** Start Data records **
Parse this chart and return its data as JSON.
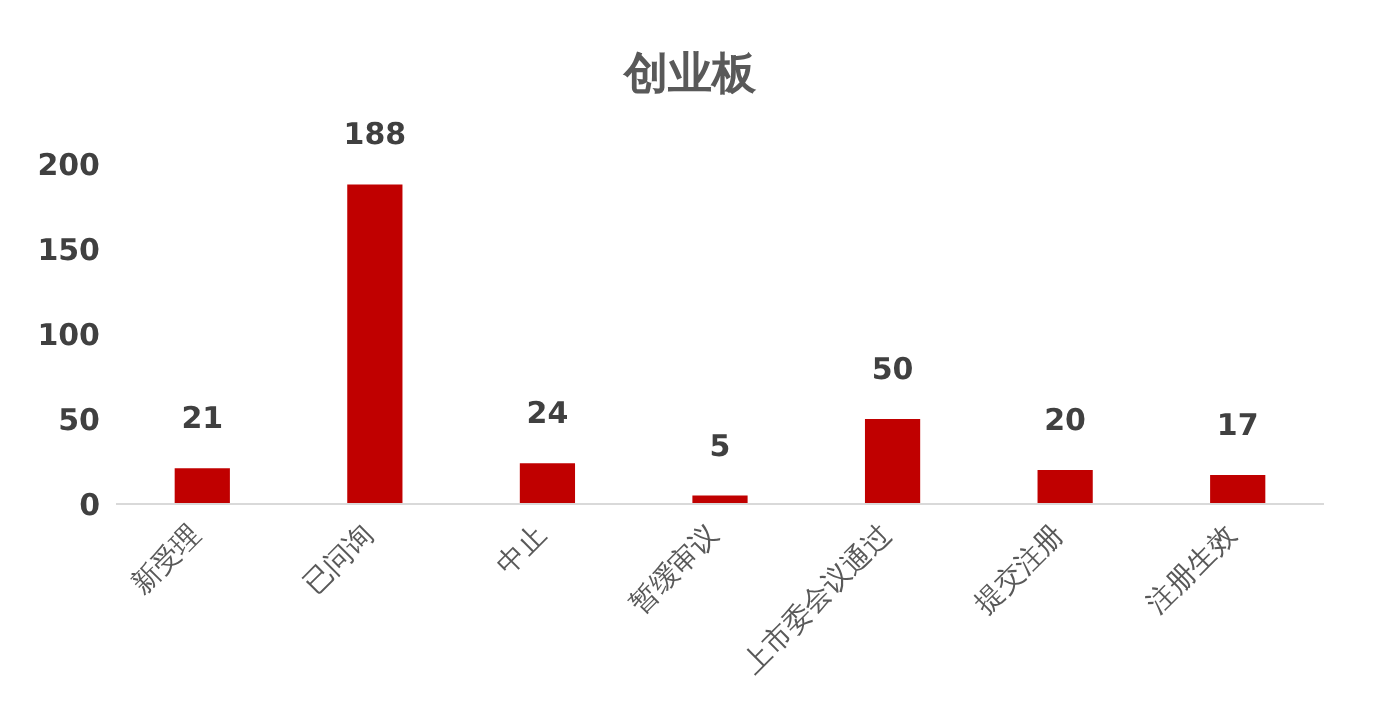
{
  "chart_data": {
    "type": "bar",
    "title": "创业板",
    "categories": [
      "新受理",
      "已问询",
      "中止",
      "暂缓审议",
      "上市委会议通过",
      "提交注册",
      "注册生效"
    ],
    "values": [
      21,
      188,
      24,
      5,
      50,
      20,
      17
    ],
    "color": "#c00000",
    "ylim": [
      0,
      200
    ],
    "yticks": [
      0,
      50,
      100,
      150,
      200
    ],
    "grid": false,
    "legend": false,
    "data_labels": true
  }
}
** End Data records **
All of the records need repeating exactly, except for the pictures.

Parse this chart and return its data as JSON.
{
  "chart_data": {
    "type": "bar",
    "title": "创业板",
    "categories": [
      "新受理",
      "已问询",
      "中止",
      "暂缓审议",
      "上市委会议通过",
      "提交注册",
      "注册生效"
    ],
    "values": [
      21,
      188,
      24,
      5,
      50,
      20,
      17
    ],
    "color": "#c00000",
    "ylim": [
      0,
      200
    ],
    "yticks": [
      0,
      50,
      100,
      150,
      200
    ],
    "grid": false,
    "legend": false,
    "data_labels": true
  }
}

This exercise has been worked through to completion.